— Stored records —
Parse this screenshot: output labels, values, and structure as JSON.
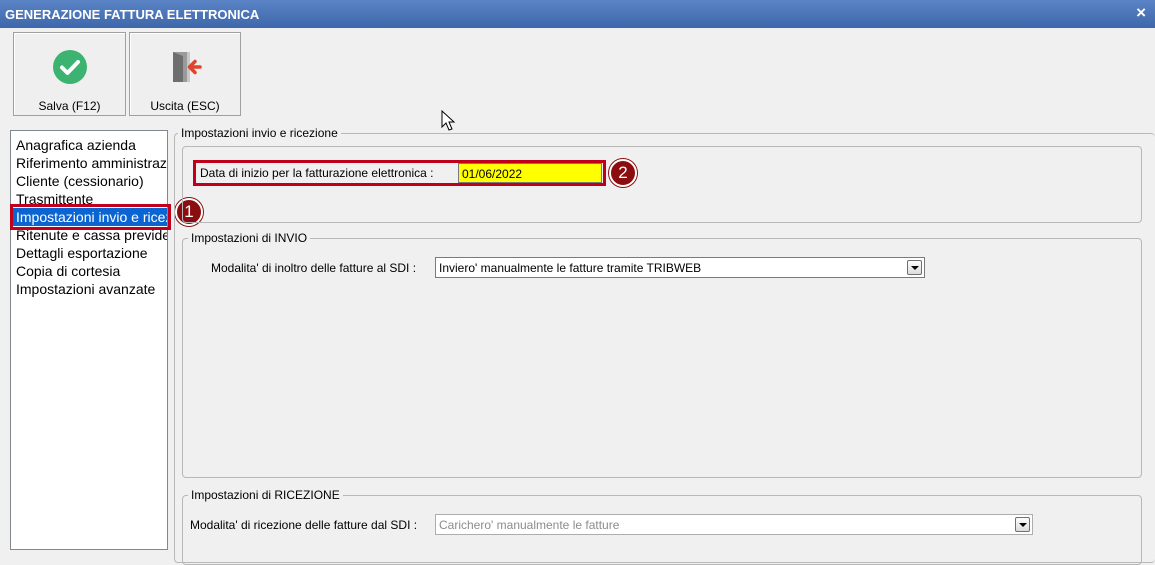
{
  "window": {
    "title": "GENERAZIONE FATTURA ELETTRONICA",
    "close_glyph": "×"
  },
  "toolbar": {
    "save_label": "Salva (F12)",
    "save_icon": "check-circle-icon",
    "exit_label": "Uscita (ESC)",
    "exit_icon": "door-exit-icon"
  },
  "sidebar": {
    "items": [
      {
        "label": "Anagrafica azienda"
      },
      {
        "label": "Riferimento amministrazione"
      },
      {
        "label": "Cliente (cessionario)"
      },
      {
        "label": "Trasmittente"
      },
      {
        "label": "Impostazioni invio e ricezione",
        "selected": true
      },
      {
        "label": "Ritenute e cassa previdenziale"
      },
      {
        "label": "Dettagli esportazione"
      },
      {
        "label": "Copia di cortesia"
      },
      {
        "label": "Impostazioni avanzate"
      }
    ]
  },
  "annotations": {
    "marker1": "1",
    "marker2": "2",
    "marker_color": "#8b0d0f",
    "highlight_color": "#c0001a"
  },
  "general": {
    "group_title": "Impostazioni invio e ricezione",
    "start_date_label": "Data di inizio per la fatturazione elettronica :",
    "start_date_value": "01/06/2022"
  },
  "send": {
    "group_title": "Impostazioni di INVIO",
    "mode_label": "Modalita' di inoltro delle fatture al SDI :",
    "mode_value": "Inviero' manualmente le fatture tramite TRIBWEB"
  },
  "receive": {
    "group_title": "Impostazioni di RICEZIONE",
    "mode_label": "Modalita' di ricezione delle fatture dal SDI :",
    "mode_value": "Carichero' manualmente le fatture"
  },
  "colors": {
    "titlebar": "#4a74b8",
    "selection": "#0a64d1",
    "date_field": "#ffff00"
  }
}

— Brief —
Where a line above holds the string "Modalita", show that line.

— Reply —
    "mode_label": "Modalita' di inoltro delle fatture al SDI :",
    "mode_label": "Modalita' di ricezione delle fatture dal SDI :",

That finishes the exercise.